STATED GOAL:
Counting only lines that hold "user", give the total and nothing more.

--------

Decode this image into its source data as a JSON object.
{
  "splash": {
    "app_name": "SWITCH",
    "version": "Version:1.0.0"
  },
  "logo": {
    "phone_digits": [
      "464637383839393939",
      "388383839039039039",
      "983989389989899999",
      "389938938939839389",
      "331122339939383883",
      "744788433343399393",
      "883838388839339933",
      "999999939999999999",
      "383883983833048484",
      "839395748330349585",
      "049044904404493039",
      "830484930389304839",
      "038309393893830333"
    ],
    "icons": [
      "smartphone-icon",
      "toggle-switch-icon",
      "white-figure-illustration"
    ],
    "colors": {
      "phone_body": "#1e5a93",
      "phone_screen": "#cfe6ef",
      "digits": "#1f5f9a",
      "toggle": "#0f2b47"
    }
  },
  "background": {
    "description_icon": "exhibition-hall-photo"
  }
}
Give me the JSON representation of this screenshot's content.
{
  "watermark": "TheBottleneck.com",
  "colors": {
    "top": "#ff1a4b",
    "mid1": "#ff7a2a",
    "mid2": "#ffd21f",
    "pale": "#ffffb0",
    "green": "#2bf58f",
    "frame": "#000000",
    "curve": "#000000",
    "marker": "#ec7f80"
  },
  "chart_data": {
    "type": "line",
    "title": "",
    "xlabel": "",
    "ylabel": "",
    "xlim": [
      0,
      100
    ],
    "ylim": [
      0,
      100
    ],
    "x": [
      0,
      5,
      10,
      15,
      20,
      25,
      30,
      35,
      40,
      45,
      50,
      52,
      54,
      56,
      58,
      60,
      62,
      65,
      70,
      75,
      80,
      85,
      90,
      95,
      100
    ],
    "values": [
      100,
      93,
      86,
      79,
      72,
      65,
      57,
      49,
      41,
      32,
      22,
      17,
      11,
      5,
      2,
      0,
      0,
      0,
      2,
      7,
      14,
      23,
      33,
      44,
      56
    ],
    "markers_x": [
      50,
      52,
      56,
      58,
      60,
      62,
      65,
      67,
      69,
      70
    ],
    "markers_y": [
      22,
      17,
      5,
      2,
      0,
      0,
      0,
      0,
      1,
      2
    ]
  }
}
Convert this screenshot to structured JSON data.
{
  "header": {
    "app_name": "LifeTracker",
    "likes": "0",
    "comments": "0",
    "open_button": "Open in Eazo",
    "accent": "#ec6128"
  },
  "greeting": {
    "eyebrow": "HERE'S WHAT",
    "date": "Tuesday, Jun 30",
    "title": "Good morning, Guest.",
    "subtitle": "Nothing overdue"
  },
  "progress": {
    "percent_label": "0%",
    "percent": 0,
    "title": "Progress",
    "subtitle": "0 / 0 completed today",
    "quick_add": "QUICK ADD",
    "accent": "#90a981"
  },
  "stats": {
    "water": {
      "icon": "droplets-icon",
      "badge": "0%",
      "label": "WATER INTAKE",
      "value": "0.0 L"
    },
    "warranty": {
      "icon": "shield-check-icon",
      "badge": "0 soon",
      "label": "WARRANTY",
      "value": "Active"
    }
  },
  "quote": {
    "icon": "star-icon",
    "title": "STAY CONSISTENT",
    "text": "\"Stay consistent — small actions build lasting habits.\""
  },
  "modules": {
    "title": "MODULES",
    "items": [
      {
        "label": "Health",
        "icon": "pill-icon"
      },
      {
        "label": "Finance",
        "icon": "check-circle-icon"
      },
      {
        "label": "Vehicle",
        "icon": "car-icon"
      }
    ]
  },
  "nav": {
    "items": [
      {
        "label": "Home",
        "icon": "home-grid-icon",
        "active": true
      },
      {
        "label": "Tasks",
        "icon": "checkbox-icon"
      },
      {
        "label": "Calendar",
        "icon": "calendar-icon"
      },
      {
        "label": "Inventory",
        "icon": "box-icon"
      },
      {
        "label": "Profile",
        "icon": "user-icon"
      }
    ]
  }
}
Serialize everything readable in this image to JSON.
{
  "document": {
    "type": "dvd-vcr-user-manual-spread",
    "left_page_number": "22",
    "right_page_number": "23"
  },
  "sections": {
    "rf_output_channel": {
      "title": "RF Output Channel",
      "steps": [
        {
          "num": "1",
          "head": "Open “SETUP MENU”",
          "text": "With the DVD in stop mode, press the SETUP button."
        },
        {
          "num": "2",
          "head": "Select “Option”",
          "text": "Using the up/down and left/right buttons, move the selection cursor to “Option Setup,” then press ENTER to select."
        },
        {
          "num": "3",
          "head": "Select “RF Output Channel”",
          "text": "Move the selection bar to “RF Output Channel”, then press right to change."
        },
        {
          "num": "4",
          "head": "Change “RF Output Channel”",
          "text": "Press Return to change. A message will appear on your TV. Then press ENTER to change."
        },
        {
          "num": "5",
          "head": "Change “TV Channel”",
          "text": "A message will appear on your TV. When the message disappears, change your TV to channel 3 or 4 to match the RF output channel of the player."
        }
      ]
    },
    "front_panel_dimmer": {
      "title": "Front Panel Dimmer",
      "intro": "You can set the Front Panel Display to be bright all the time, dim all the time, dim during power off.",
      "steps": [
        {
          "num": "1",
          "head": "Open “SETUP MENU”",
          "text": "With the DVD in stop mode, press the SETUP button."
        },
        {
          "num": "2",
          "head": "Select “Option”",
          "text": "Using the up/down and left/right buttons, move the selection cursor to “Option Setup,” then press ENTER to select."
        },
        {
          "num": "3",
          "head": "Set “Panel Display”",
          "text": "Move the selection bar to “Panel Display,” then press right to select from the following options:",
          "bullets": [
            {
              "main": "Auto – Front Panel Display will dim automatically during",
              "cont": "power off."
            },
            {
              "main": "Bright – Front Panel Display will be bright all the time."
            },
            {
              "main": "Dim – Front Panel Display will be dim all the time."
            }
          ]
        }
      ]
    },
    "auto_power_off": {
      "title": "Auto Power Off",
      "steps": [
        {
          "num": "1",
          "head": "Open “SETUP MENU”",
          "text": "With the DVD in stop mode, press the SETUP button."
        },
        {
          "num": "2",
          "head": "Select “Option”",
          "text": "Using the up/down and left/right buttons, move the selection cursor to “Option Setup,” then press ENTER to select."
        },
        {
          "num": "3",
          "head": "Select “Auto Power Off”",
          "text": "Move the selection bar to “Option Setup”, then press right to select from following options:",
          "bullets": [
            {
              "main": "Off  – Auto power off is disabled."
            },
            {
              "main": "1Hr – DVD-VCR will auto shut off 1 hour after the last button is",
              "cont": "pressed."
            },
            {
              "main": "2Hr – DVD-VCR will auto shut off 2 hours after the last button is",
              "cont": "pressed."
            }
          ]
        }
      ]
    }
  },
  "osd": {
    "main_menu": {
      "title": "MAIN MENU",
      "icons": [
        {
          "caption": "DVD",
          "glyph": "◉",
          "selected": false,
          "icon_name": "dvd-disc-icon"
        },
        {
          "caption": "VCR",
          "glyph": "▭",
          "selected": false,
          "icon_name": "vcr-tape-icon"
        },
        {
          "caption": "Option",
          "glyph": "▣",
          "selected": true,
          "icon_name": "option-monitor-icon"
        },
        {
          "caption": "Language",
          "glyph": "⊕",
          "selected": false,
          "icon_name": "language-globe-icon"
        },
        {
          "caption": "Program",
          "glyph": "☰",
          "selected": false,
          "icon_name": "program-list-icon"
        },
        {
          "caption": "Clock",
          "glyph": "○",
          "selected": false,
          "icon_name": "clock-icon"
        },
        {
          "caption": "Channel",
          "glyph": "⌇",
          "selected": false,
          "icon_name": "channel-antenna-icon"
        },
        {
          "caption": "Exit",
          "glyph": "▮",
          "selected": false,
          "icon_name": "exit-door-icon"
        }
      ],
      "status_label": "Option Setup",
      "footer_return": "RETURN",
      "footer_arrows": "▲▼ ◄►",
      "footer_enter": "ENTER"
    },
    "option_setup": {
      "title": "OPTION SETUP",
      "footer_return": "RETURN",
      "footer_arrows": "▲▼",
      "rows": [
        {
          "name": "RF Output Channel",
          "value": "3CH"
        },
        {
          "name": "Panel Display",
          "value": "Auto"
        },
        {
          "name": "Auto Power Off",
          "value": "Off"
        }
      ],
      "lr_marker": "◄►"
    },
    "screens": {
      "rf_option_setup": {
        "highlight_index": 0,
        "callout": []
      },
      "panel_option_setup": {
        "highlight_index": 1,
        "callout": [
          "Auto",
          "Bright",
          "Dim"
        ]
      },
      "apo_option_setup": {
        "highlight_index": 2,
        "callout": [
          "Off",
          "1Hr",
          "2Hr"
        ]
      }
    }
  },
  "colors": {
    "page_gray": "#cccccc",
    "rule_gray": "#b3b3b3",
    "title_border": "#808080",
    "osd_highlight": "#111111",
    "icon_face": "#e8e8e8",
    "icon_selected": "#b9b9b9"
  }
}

--------

RESULT OF THE EXERCISE:
2